Quote all of the data that follows exactly as written, skipping the images.
----
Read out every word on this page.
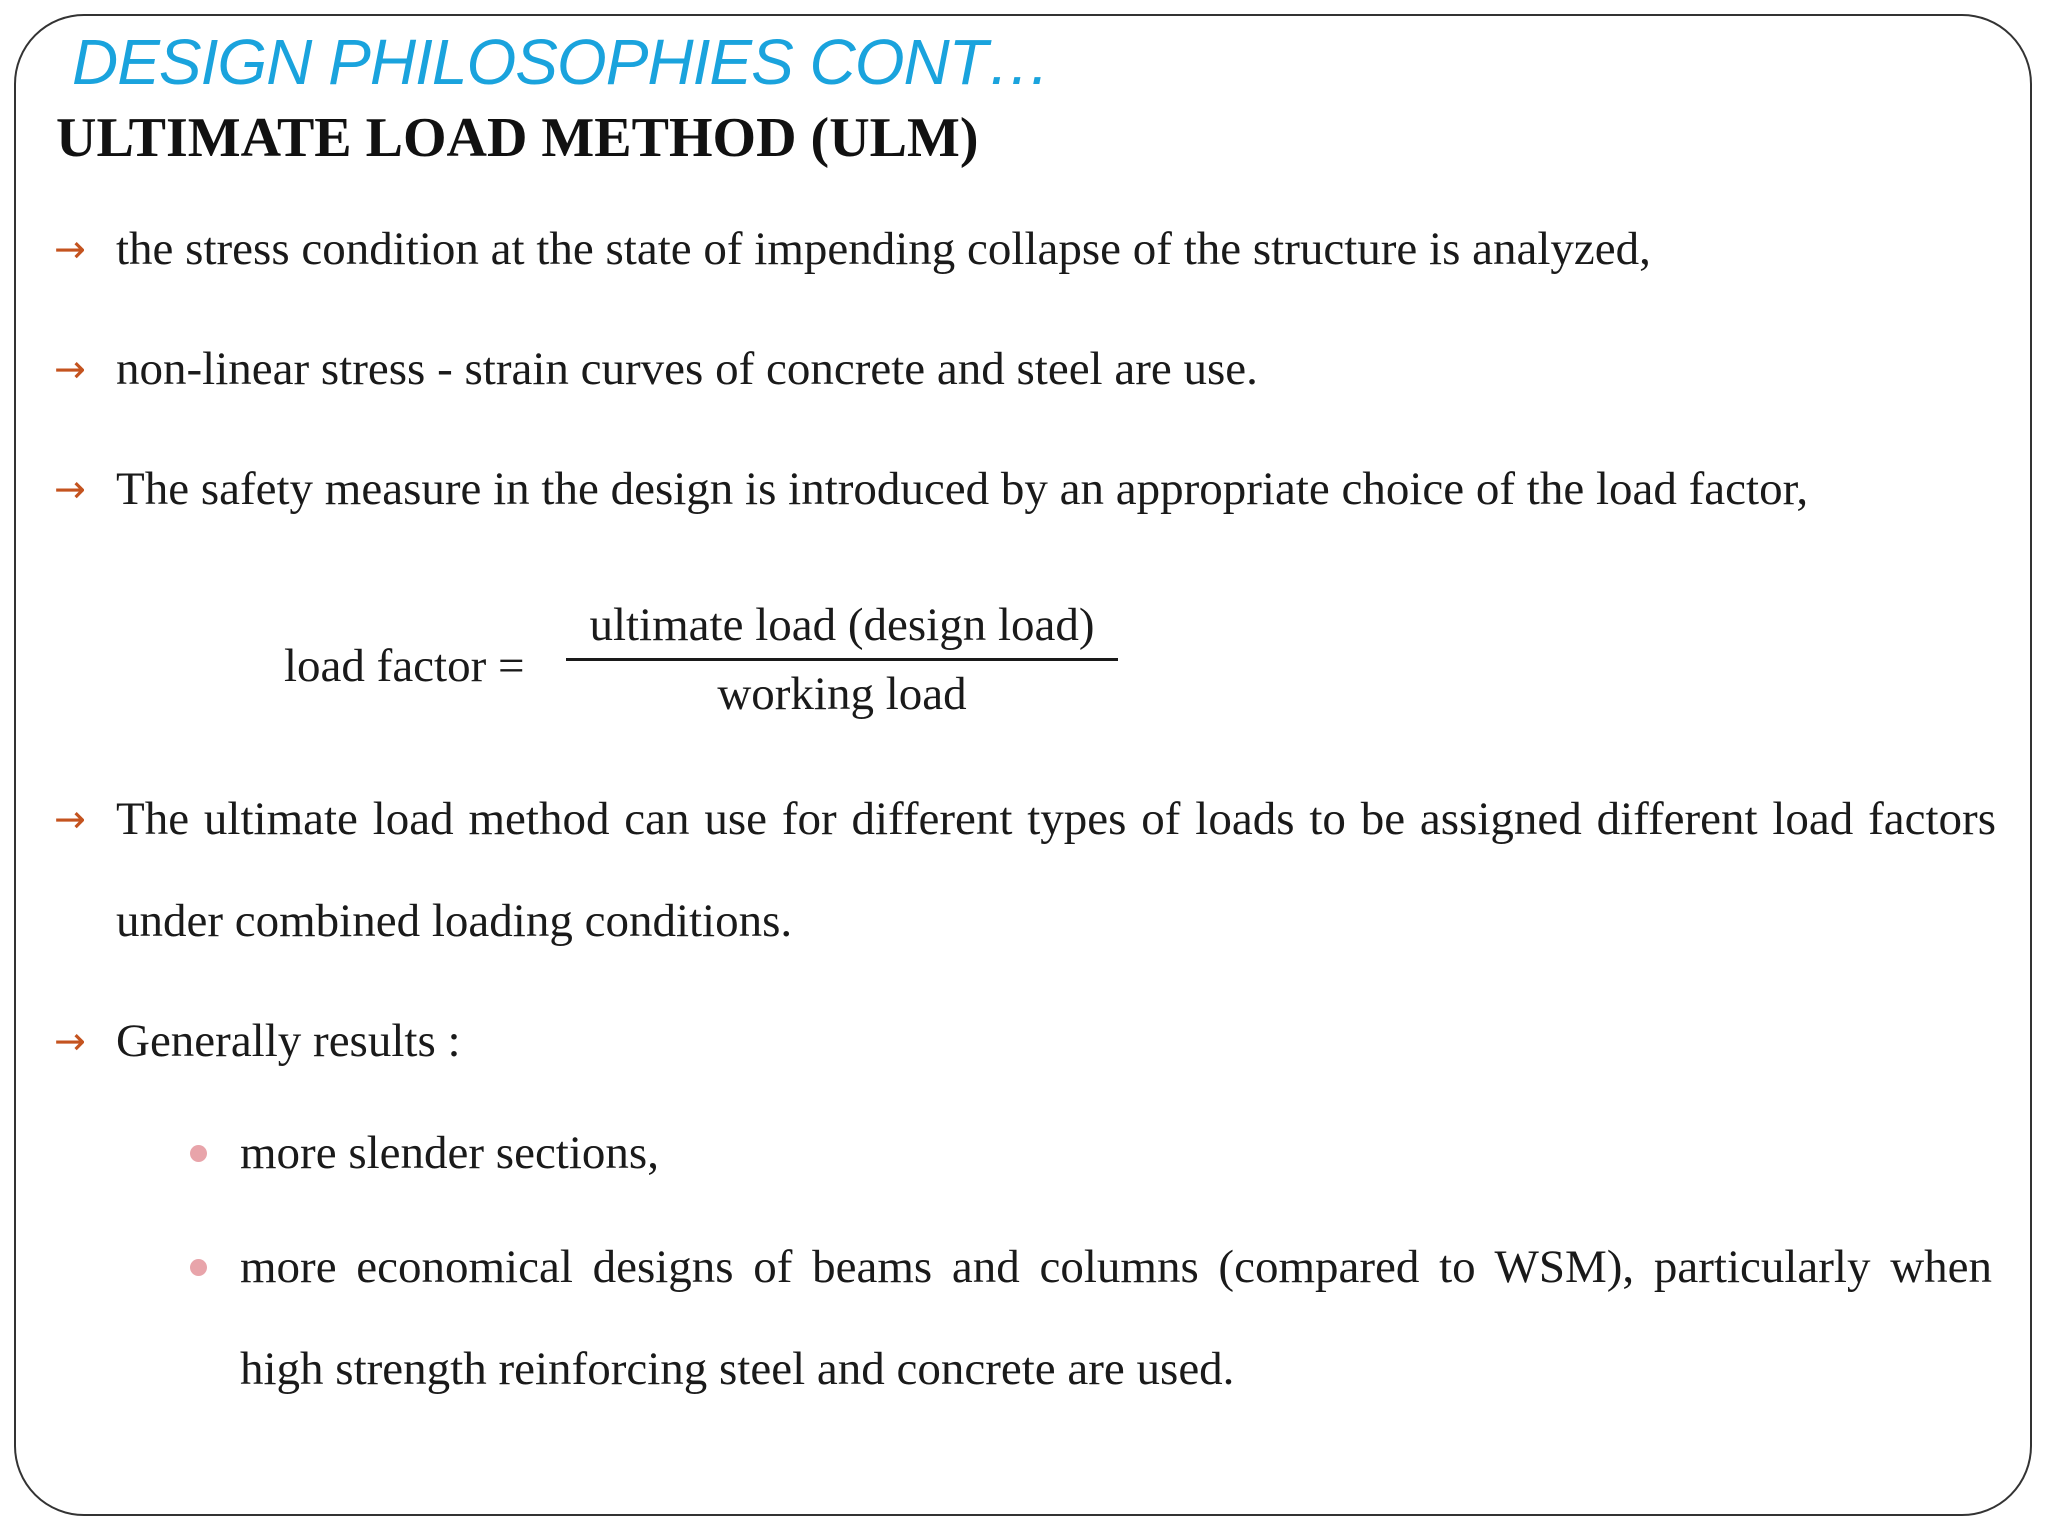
DESIGN PHILOSOPHIES CONT…
ULTIMATE LOAD METHOD (ULM)
→ the stress condition at the state of impending collapse of the structure is analyzed,
→ non-linear stress - strain curves of concrete and steel are use.
→ The safety measure in the design is introduced by an appropriate choice of the load factor,
load factor =
ultimate load (design load)
working load
→ The ultimate load method can use for different types of loads to be assigned different load factors under combined loading conditions.
→ Generally results :
more slender sections,
more economical designs of beams and columns (compared to WSM), particularly when high strength reinforcing steel and concrete are used.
----
▸ **Written answer**
Read out every word on this page.
DESIGN PHILOSOPHIES CONT…
ULTIMATE LOAD METHOD (ULM)
→ the stress condition at the state of impending collapse of the structure is analyzed,
→ non-linear stress - strain curves of concrete and steel are use.
→ The safety measure in the design is introduced by an appropriate choice of the load factor,
load factor =
ultimate load (design load)
working load
→ The ultimate load method can use for different types of loads to be assigned different load factors under combined loading conditions.
→ Generally results :
more slender sections,
more economical designs of beams and columns (compared to WSM), particularly when high strength reinforcing steel and concrete are used.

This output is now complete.